[RECORDS FOR THE TASK start]

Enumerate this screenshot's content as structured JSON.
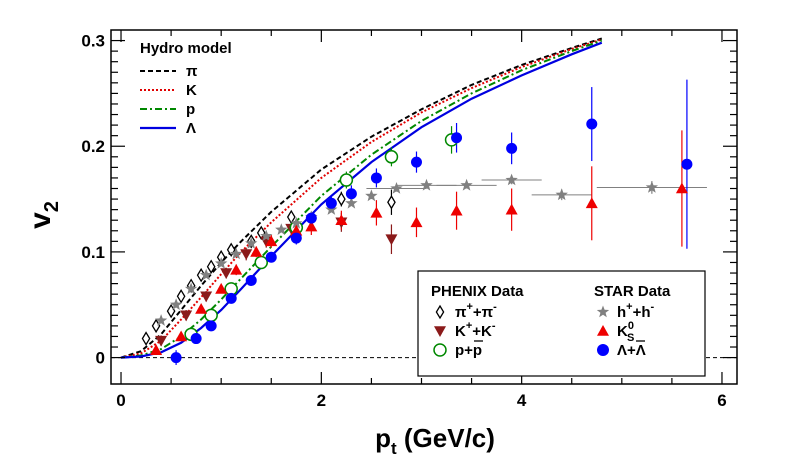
{
  "chart_data": {
    "type": "scatter",
    "xlabel": "p_t (GeV/c)",
    "ylabel": "v_2",
    "xlim": [
      -0.1,
      6.15
    ],
    "ylim": [
      -0.025,
      0.31
    ],
    "x_ticks": [
      "0",
      "2",
      "4",
      "6"
    ],
    "y_ticks": [
      "0",
      "0.1",
      "0.2",
      "0.3"
    ],
    "hydro_legend_title": "Hydro model",
    "hydro_curves": [
      {
        "name": "π",
        "color": "#000000",
        "dash": "5,3",
        "points": [
          [
            0,
            0
          ],
          [
            0.2,
            0.006
          ],
          [
            0.4,
            0.022
          ],
          [
            0.6,
            0.045
          ],
          [
            0.8,
            0.068
          ],
          [
            1.0,
            0.09
          ],
          [
            1.2,
            0.11
          ],
          [
            1.5,
            0.138
          ],
          [
            2.0,
            0.178
          ],
          [
            2.5,
            0.209
          ],
          [
            3.0,
            0.235
          ],
          [
            3.5,
            0.258
          ],
          [
            4.0,
            0.277
          ],
          [
            4.5,
            0.293
          ],
          [
            4.8,
            0.302
          ]
        ]
      },
      {
        "name": "K",
        "color": "#e00000",
        "dash": "2,2",
        "points": [
          [
            0,
            0
          ],
          [
            0.2,
            0.004
          ],
          [
            0.4,
            0.016
          ],
          [
            0.6,
            0.036
          ],
          [
            0.8,
            0.057
          ],
          [
            1.0,
            0.079
          ],
          [
            1.2,
            0.1
          ],
          [
            1.5,
            0.128
          ],
          [
            2.0,
            0.17
          ],
          [
            2.5,
            0.204
          ],
          [
            3.0,
            0.232
          ],
          [
            3.5,
            0.255
          ],
          [
            4.0,
            0.275
          ],
          [
            4.5,
            0.292
          ],
          [
            4.8,
            0.301
          ]
        ]
      },
      {
        "name": "p",
        "color": "#008800",
        "dash": "7,3,2,3",
        "points": [
          [
            0,
            0
          ],
          [
            0.2,
            0.002
          ],
          [
            0.4,
            0.008
          ],
          [
            0.6,
            0.02
          ],
          [
            0.8,
            0.036
          ],
          [
            1.0,
            0.055
          ],
          [
            1.2,
            0.075
          ],
          [
            1.5,
            0.105
          ],
          [
            2.0,
            0.153
          ],
          [
            2.5,
            0.192
          ],
          [
            3.0,
            0.224
          ],
          [
            3.5,
            0.25
          ],
          [
            4.0,
            0.272
          ],
          [
            4.5,
            0.29
          ],
          [
            4.8,
            0.3
          ]
        ]
      },
      {
        "name": "Λ",
        "color": "#0000e0",
        "dash": "",
        "points": [
          [
            0,
            0
          ],
          [
            0.2,
            0.001
          ],
          [
            0.4,
            0.005
          ],
          [
            0.6,
            0.014
          ],
          [
            0.8,
            0.028
          ],
          [
            1.0,
            0.045
          ],
          [
            1.2,
            0.065
          ],
          [
            1.5,
            0.096
          ],
          [
            2.0,
            0.145
          ],
          [
            2.5,
            0.185
          ],
          [
            3.0,
            0.218
          ],
          [
            3.5,
            0.245
          ],
          [
            4.0,
            0.267
          ],
          [
            4.5,
            0.287
          ],
          [
            4.8,
            0.298
          ]
        ]
      }
    ],
    "phenix_legend_title": "PHENIX Data",
    "star_legend_title": "STAR Data",
    "phenix_series": [
      {
        "name": "π⁺+π⁻",
        "label_base": "π",
        "sup1": "+",
        "mid": "+π",
        "sup2": "-",
        "marker": "diamond-open",
        "color": "#000000",
        "points": [
          [
            0.25,
            0.018,
            0.003
          ],
          [
            0.35,
            0.03,
            0.003
          ],
          [
            0.5,
            0.044,
            0.003
          ],
          [
            0.6,
            0.058,
            0.003
          ],
          [
            0.7,
            0.068,
            0.003
          ],
          [
            0.8,
            0.078,
            0.003
          ],
          [
            0.9,
            0.086,
            0.003
          ],
          [
            1.0,
            0.095,
            0.003
          ],
          [
            1.1,
            0.102,
            0.003
          ],
          [
            1.3,
            0.11,
            0.004
          ],
          [
            1.4,
            0.118,
            0.004
          ],
          [
            1.7,
            0.133,
            0.005
          ],
          [
            2.2,
            0.15,
            0.007
          ],
          [
            2.7,
            0.147,
            0.012
          ]
        ]
      },
      {
        "name": "K⁺+K⁻",
        "label_base": "K",
        "sup1": "+",
        "mid": "+K",
        "sup2": "-",
        "marker": "triangle-down",
        "color": "#8b1a1a",
        "points": [
          [
            0.4,
            0.016,
            0.005
          ],
          [
            0.65,
            0.04,
            0.005
          ],
          [
            0.85,
            0.058,
            0.005
          ],
          [
            1.05,
            0.08,
            0.005
          ],
          [
            1.25,
            0.098,
            0.006
          ],
          [
            1.45,
            0.11,
            0.006
          ],
          [
            1.7,
            0.122,
            0.007
          ],
          [
            2.2,
            0.128,
            0.009
          ],
          [
            2.7,
            0.112,
            0.014
          ]
        ]
      },
      {
        "name": "p+p̄",
        "label_base": "p+p",
        "sup1": "",
        "mid": "",
        "sup2": "",
        "marker": "circle-open",
        "color": "#008800",
        "points": [
          [
            0.7,
            0.022,
            0.004
          ],
          [
            0.9,
            0.04,
            0.004
          ],
          [
            1.1,
            0.065,
            0.004
          ],
          [
            1.4,
            0.09,
            0.005
          ],
          [
            1.75,
            0.123,
            0.006
          ],
          [
            2.25,
            0.168,
            0.008
          ],
          [
            2.7,
            0.19,
            0.009
          ],
          [
            3.3,
            0.206,
            0.013
          ]
        ]
      }
    ],
    "star_series": [
      {
        "name": "h⁺+h⁻",
        "label_base": "h",
        "sup1": "+",
        "mid": "+h",
        "sup2": "-",
        "marker": "star",
        "color": "#808080",
        "points": [
          [
            0.4,
            0.035,
            0.002
          ],
          [
            0.55,
            0.05,
            0.002
          ],
          [
            0.7,
            0.065,
            0.002
          ],
          [
            0.85,
            0.078,
            0.002
          ],
          [
            1.0,
            0.089,
            0.002
          ],
          [
            1.15,
            0.098,
            0.002
          ],
          [
            1.3,
            0.108,
            0.002
          ],
          [
            1.45,
            0.115,
            0.002
          ],
          [
            1.6,
            0.121,
            0.002
          ],
          [
            1.75,
            0.127,
            0.002
          ],
          [
            1.9,
            0.133,
            0.002
          ],
          [
            2.1,
            0.14,
            0.002
          ],
          [
            2.3,
            0.146,
            0.002
          ],
          [
            2.5,
            0.153,
            0.003
          ],
          [
            2.75,
            0.16,
            0.003
          ],
          [
            3.05,
            0.163,
            0.003
          ],
          [
            3.45,
            0.163,
            0.003
          ],
          [
            3.9,
            0.168,
            0.004
          ],
          [
            4.4,
            0.154,
            0.005
          ],
          [
            5.3,
            0.161,
            0.006
          ]
        ]
      },
      {
        "name": "K⁰S",
        "label_base": "K",
        "sup1": "0",
        "mid": "",
        "sup2": "",
        "sub": "S",
        "marker": "triangle-up",
        "color": "#ee0000",
        "points": [
          [
            0.35,
            0.007,
            0.004
          ],
          [
            0.6,
            0.02,
            0.004
          ],
          [
            0.8,
            0.046,
            0.004
          ],
          [
            1.0,
            0.065,
            0.004
          ],
          [
            1.15,
            0.083,
            0.005
          ],
          [
            1.35,
            0.1,
            0.005
          ],
          [
            1.5,
            0.11,
            0.006
          ],
          [
            1.75,
            0.12,
            0.007
          ],
          [
            1.9,
            0.124,
            0.008
          ],
          [
            2.2,
            0.13,
            0.009
          ],
          [
            2.55,
            0.137,
            0.012
          ],
          [
            2.95,
            0.128,
            0.014
          ],
          [
            3.35,
            0.139,
            0.018
          ],
          [
            3.9,
            0.14,
            0.02
          ],
          [
            4.7,
            0.146,
            0.035
          ],
          [
            5.6,
            0.16,
            0.055
          ]
        ]
      },
      {
        "name": "Λ+Λ̄",
        "label_base": "Λ+Λ",
        "sup1": "",
        "mid": "",
        "sup2": "",
        "marker": "circle",
        "color": "#0000ff",
        "points": [
          [
            0.55,
            0.0,
            0.007
          ],
          [
            0.75,
            0.018,
            0.004
          ],
          [
            0.9,
            0.03,
            0.004
          ],
          [
            1.1,
            0.056,
            0.004
          ],
          [
            1.3,
            0.073,
            0.004
          ],
          [
            1.5,
            0.095,
            0.005
          ],
          [
            1.75,
            0.113,
            0.006
          ],
          [
            1.9,
            0.132,
            0.006
          ],
          [
            2.1,
            0.146,
            0.007
          ],
          [
            2.3,
            0.155,
            0.008
          ],
          [
            2.55,
            0.17,
            0.009
          ],
          [
            2.95,
            0.185,
            0.01
          ],
          [
            3.35,
            0.208,
            0.014
          ],
          [
            3.9,
            0.198,
            0.015
          ],
          [
            4.7,
            0.221,
            0.035
          ],
          [
            5.65,
            0.183,
            0.08
          ]
        ]
      }
    ]
  }
}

[RECORDS FOR THE TASK end]

• WHAT TO PRODUCE:
Collect each line above holding the string "name".

• REPLY TO THE EXERCISE:
        "name": "π",
        "name": "K",
        "name": "p",
        "name": "Λ",
        "name": "π⁺+π⁻",
        "name": "K⁺+K⁻",
        "name": "p+p̄",
        "name": "h⁺+h⁻",
        "name": "K⁰S",
        "name": "Λ+Λ̄",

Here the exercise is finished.